__Short exercise__: Rewrite the records below, changing every "plot-label" to "parcel-label" and leaving everything else unchanged.
%%
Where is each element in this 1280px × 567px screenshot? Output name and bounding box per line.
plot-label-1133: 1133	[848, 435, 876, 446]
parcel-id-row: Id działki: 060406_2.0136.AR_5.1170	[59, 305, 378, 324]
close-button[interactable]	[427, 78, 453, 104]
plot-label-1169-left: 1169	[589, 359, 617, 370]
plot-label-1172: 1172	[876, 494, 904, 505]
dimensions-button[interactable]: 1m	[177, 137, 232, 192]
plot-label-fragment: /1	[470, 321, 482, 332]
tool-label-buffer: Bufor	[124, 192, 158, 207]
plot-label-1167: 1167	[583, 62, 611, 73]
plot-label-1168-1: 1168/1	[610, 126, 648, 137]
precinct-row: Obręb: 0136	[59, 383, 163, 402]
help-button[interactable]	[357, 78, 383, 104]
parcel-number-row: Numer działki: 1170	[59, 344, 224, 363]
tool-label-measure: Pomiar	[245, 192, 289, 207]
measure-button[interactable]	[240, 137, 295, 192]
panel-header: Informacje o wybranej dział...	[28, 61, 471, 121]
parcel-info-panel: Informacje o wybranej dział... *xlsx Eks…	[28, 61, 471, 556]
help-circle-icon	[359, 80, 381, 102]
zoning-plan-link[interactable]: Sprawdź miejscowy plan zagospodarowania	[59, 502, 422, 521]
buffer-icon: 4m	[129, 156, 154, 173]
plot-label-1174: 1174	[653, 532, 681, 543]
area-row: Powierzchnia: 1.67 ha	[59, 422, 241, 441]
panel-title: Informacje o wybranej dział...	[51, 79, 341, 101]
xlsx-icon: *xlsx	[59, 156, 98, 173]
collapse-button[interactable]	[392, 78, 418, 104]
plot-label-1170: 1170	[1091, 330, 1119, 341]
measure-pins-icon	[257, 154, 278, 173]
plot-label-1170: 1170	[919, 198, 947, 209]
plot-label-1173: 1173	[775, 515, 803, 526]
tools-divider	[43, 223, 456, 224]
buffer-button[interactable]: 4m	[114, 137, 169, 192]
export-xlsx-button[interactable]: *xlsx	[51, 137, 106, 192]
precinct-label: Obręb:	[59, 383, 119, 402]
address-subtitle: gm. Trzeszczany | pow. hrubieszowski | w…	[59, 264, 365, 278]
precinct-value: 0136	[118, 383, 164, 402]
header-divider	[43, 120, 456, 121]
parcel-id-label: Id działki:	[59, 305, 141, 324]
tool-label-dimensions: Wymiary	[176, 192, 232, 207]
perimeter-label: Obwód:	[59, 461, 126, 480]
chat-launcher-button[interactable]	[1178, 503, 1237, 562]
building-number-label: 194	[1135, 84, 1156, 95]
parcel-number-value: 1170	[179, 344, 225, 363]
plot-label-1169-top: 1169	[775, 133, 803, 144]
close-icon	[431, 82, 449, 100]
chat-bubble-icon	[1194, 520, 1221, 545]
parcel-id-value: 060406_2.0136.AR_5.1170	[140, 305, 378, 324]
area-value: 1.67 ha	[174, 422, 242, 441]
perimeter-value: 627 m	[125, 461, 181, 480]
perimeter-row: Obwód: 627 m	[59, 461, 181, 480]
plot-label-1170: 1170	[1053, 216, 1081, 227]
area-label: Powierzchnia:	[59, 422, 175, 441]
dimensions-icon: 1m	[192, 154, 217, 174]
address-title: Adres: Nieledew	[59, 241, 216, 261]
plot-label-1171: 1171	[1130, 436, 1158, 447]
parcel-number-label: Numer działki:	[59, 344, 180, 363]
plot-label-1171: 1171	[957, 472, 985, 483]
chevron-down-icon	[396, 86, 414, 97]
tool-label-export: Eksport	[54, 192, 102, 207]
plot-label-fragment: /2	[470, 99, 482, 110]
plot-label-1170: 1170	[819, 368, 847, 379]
%%
__Task response__:
Where is each element in this 1280px × 567px screenshot? Output name and bounding box per line.
parcel-label-1133: 1133	[848, 435, 876, 446]
parcel-id-row: Id działki: 060406_2.0136.AR_5.1170	[59, 305, 378, 324]
close-button[interactable]	[427, 78, 453, 104]
parcel-label-1169-left: 1169	[589, 359, 617, 370]
parcel-label-1172: 1172	[876, 494, 904, 505]
dimensions-button[interactable]: 1m	[177, 137, 232, 192]
parcel-label-fragment: /1	[470, 321, 482, 332]
tool-label-buffer: Bufor	[124, 192, 158, 207]
parcel-label-1167: 1167	[583, 62, 611, 73]
parcel-label-1168-1: 1168/1	[610, 126, 648, 137]
precinct-row: Obręb: 0136	[59, 383, 163, 402]
help-button[interactable]	[357, 78, 383, 104]
parcel-number-row: Numer działki: 1170	[59, 344, 224, 363]
tool-label-measure: Pomiar	[245, 192, 289, 207]
measure-button[interactable]	[240, 137, 295, 192]
panel-header: Informacje o wybranej dział...	[28, 61, 471, 121]
parcel-info-panel: Informacje o wybranej dział... *xlsx Eks…	[28, 61, 471, 556]
help-circle-icon	[359, 80, 381, 102]
zoning-plan-link[interactable]: Sprawdź miejscowy plan zagospodarowania	[59, 502, 422, 521]
buffer-icon: 4m	[129, 156, 154, 173]
parcel-label-1174: 1174	[653, 532, 681, 543]
area-row: Powierzchnia: 1.67 ha	[59, 422, 241, 441]
panel-title: Informacje o wybranej dział...	[51, 79, 341, 101]
xlsx-icon: *xlsx	[59, 156, 98, 173]
collapse-button[interactable]	[392, 78, 418, 104]
parcel-label-1170: 1170	[1091, 330, 1119, 341]
measure-pins-icon	[257, 154, 278, 173]
parcel-label-1170: 1170	[919, 198, 947, 209]
parcel-label-1173: 1173	[775, 515, 803, 526]
tools-divider	[43, 223, 456, 224]
buffer-button[interactable]: 4m	[114, 137, 169, 192]
export-xlsx-button[interactable]: *xlsx	[51, 137, 106, 192]
precinct-label: Obręb:	[59, 383, 119, 402]
address-subtitle: gm. Trzeszczany | pow. hrubieszowski | w…	[59, 264, 365, 278]
precinct-value: 0136	[118, 383, 164, 402]
header-divider	[43, 120, 456, 121]
parcel-id-label: Id działki:	[59, 305, 141, 324]
tool-label-dimensions: Wymiary	[176, 192, 232, 207]
perimeter-label: Obwód:	[59, 461, 126, 480]
chat-launcher-button[interactable]	[1178, 503, 1237, 562]
building-number-label: 194	[1135, 84, 1156, 95]
parcel-number-value: 1170	[179, 344, 225, 363]
parcel-label-1169-top: 1169	[775, 133, 803, 144]
close-icon	[431, 82, 449, 100]
chat-bubble-icon	[1194, 520, 1221, 545]
parcel-id-value: 060406_2.0136.AR_5.1170	[140, 305, 378, 324]
area-value: 1.67 ha	[174, 422, 242, 441]
perimeter-value: 627 m	[125, 461, 181, 480]
perimeter-row: Obwód: 627 m	[59, 461, 181, 480]
parcel-label-1170: 1170	[1053, 216, 1081, 227]
area-label: Powierzchnia:	[59, 422, 175, 441]
dimensions-icon: 1m	[192, 154, 217, 174]
address-title: Adres: Nieledew	[59, 241, 216, 261]
parcel-label-1171: 1171	[1130, 436, 1158, 447]
parcel-number-label: Numer działki:	[59, 344, 180, 363]
parcel-label-1171: 1171	[957, 472, 985, 483]
chevron-down-icon	[396, 86, 414, 97]
tool-label-export: Eksport	[54, 192, 102, 207]
parcel-label-fragment: /2	[470, 99, 482, 110]
parcel-label-1170: 1170	[819, 368, 847, 379]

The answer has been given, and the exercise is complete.